+++ Exercise material

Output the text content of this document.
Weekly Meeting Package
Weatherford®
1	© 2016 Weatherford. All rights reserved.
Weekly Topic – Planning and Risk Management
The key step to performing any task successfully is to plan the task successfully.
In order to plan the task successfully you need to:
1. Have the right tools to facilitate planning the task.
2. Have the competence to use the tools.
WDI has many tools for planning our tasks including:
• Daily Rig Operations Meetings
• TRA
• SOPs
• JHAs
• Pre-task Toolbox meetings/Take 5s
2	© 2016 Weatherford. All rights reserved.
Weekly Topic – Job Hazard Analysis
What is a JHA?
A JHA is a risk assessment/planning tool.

++++++

* What the task requires
Going through the records above, state how many lines carry "rights", with no other text.

* The reply
2